| Exercise details |
Omit all images, then return the remaining material exactly as it stands.

·····

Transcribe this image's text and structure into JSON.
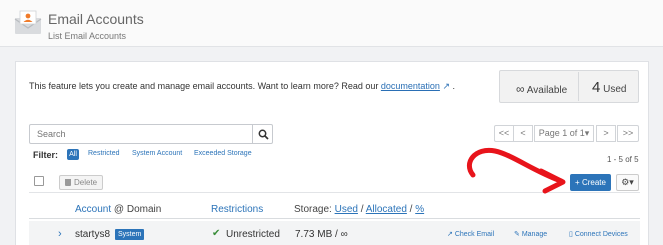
{
  "header": {
    "title": "Email Accounts",
    "subtitle": "List Email Accounts"
  },
  "intro": {
    "text": "This feature lets you create and manage email accounts. Want to learn more? Read our",
    "link": "documentation",
    "after": "."
  },
  "quota": {
    "available_symbol": "∞",
    "available_label": "Available",
    "used_count": "4",
    "used_label": "Used"
  },
  "search": {
    "placeholder": "Search"
  },
  "pagination": {
    "first": "<<",
    "prev": "<",
    "page": "Page 1 of 1",
    "next": ">",
    "last": ">>"
  },
  "filter": {
    "label": "Filter:",
    "options": [
      "All",
      "Restricted",
      "System Account",
      "Exceeded Storage"
    ]
  },
  "count": "1 - 5 of 5",
  "toolbar": {
    "delete_label": "Delete",
    "create_label": "+ Create",
    "settings_symbol": "⚙▾"
  },
  "table": {
    "headers": {
      "account": "Account",
      "at_domain": "@ Domain",
      "restrictions": "Restrictions",
      "storage_prefix": "Storage:",
      "used": "Used",
      "allocated": "Allocated",
      "percent": "%"
    },
    "rows": [
      {
        "account": "startys8",
        "badge": "System",
        "restriction": "Unrestricted",
        "storage": "7.73 MB / ∞",
        "actions": [
          "Check Email",
          "Manage",
          "Connect Devices"
        ]
      }
    ]
  },
  "colors": {
    "accent": "#2c74b9",
    "annotation": "#e8141b",
    "success": "#3a8e3a"
  }
}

·····

| Solution below |
Transcribe this image's text and structure into JSON.
{
  "header": {
    "title": "Email Accounts",
    "subtitle": "List Email Accounts"
  },
  "intro": {
    "text": "This feature lets you create and manage email accounts. Want to learn more? Read our",
    "link": "documentation",
    "after": "."
  },
  "quota": {
    "available_symbol": "∞",
    "available_label": "Available",
    "used_count": "4",
    "used_label": "Used"
  },
  "search": {
    "placeholder": "Search"
  },
  "pagination": {
    "first": "<<",
    "prev": "<",
    "page": "Page 1 of 1",
    "next": ">",
    "last": ">>"
  },
  "filter": {
    "label": "Filter:",
    "options": [
      "All",
      "Restricted",
      "System Account",
      "Exceeded Storage"
    ]
  },
  "count": "1 - 5 of 5",
  "toolbar": {
    "delete_label": "Delete",
    "create_label": "+ Create",
    "settings_symbol": "⚙▾"
  },
  "table": {
    "headers": {
      "account": "Account",
      "at_domain": "@ Domain",
      "restrictions": "Restrictions",
      "storage_prefix": "Storage:",
      "used": "Used",
      "allocated": "Allocated",
      "percent": "%"
    },
    "rows": [
      {
        "account": "startys8",
        "badge": "System",
        "restriction": "Unrestricted",
        "storage": "7.73 MB / ∞",
        "actions": [
          "Check Email",
          "Manage",
          "Connect Devices"
        ]
      }
    ]
  },
  "colors": {
    "accent": "#2c74b9",
    "annotation": "#e8141b",
    "success": "#3a8e3a"
  }
}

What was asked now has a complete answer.